Data listing:
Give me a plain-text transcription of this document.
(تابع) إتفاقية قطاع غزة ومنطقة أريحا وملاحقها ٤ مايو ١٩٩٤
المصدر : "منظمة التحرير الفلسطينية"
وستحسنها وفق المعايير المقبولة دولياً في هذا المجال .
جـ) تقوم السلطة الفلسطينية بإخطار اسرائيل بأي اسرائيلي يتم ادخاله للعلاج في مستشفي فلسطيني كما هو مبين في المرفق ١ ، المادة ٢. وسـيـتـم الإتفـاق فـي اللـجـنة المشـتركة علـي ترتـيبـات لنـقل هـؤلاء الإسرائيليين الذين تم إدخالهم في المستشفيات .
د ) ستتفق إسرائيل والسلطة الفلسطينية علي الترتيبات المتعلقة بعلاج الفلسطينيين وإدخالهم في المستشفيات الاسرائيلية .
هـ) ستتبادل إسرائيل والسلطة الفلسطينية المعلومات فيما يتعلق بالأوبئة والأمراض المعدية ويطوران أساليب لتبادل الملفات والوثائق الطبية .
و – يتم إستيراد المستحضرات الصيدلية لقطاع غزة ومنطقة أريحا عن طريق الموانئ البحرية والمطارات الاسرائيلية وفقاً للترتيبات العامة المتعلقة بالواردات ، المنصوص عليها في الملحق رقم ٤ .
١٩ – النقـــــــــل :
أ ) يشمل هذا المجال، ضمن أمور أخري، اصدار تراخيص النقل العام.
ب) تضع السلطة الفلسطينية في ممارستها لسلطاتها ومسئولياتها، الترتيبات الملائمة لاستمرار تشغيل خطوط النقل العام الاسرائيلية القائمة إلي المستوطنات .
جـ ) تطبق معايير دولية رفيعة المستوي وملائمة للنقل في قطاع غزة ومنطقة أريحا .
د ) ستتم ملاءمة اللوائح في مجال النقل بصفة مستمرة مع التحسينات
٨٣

---

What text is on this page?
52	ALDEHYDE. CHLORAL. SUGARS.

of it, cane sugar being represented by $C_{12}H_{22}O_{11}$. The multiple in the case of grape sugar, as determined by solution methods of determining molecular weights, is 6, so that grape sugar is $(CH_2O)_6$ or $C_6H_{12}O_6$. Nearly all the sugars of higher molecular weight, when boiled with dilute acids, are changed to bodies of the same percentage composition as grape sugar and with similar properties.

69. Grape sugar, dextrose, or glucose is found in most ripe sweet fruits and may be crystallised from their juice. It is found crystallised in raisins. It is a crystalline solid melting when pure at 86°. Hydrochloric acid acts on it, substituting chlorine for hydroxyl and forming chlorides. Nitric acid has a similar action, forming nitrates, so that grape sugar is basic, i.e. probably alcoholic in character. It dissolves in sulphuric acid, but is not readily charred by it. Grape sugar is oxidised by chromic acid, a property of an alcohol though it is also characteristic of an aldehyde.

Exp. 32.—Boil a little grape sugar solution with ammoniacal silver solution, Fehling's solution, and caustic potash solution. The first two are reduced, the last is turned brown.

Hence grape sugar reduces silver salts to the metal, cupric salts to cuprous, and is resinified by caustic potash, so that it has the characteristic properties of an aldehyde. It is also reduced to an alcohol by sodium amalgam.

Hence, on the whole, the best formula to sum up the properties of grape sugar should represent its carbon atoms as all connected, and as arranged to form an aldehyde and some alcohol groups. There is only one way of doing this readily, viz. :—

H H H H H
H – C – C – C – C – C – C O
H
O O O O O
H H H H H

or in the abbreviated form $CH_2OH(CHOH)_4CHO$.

Exercise aim: Return only the number of lines in the data that contain "ومنطقة".

Result below: 3